» Exercise prompt
Tally the lines of the data that include the word "власти" and state the total, nothing else.

═════ Input rows

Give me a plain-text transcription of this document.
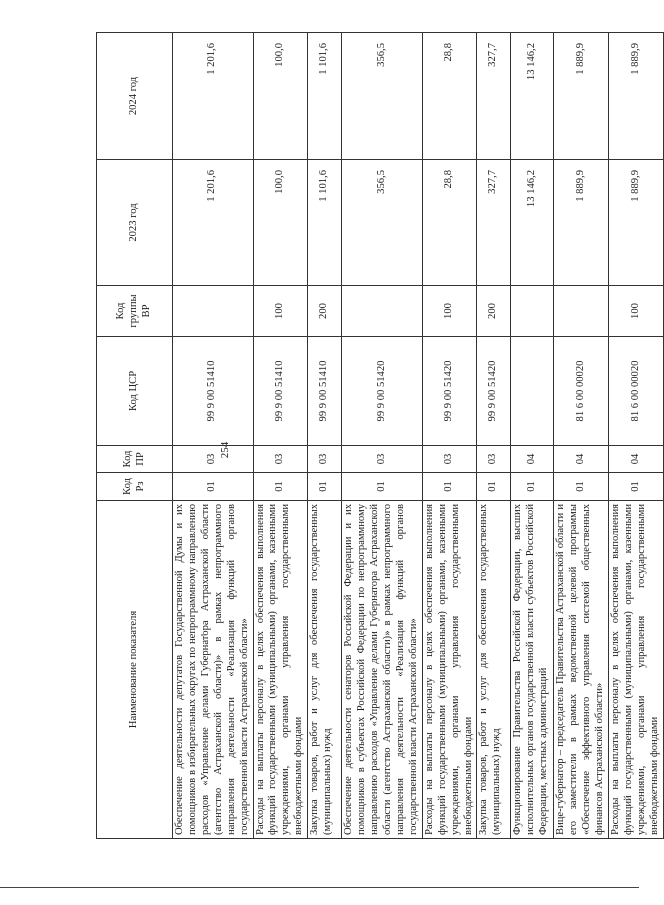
254
Наименование показателя	Код Рз	Код ПР	Код ЦСР	Код группы ВР	2023 год	2024 год
Обеспечение деятельности депутатов Государственной Думы и их помощников в избирательных округах по непрограммному направлению расходов «Управление делами Губернатора Астраханской области (агентство Астраханской области)» в рамках непрограммного направления деятельности «Реализация функций органов государственной власти Астраханской области»	01	03	99 9 00 51410		1 201,6	1 201,6
Расходы на выплаты персоналу в целях обеспечения выполнения функций государственными (муниципальными) органами, казенными учреждениями, органами управления государственными внебюджетными фондами	01	03	99 9 00 51410	100	100,0	100,0
Закупка товаров, работ и услуг для обеспечения государственных (муниципальных) нужд	01	03	99 9 00 51410	200	1 101,6	1 101,6
Обеспечение деятельности сенаторов Российской Федерации и их помощников в субъектах Российской Федерации по непрограммному направлению расходов «Управление делами Губернатора Астраханской области (агентство Астраханской области)» в рамках непрограммного направления деятельности «Реализация функций органов государственной власти Астраханской области»	01	03	99 9 00 51420		356,5	356,5
Расходы на выплаты персоналу в целях обеспечения выполнения функций государственными (муниципальными) органами, казенными учреждениями, органами управления государственными внебюджетными фондами	01	03	99 9 00 51420	100	28,8	28,8
Закупка товаров, работ и услуг для обеспечения государственных (муниципальных) нужд	01	03	99 9 00 51420	200	327,7	327,7
Функционирование Правительства Российской Федерации, высших исполнительных органов государственной власти субъектов Российской Федерации, местных администраций	01	04			13 146,2	13 146,2
Вице-губернатор – председатель Правительства Астраханской области и его заместители в рамках ведомственной целевой программы «Обеспечение эффективного управления системой общественных финансов Астраханской области»	01	04	81 6 00 00020		1 889,9	1 889,9
Расходы на выплаты персоналу в целях обеспечения выполнения функций государственными (муниципальными) органами, казенными учреждениями, органами управления государственными внебюджетными фондами	01	04	81 6 00 00020	100	1 889,9	1 889,9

══════════

» Solution to the exercise
3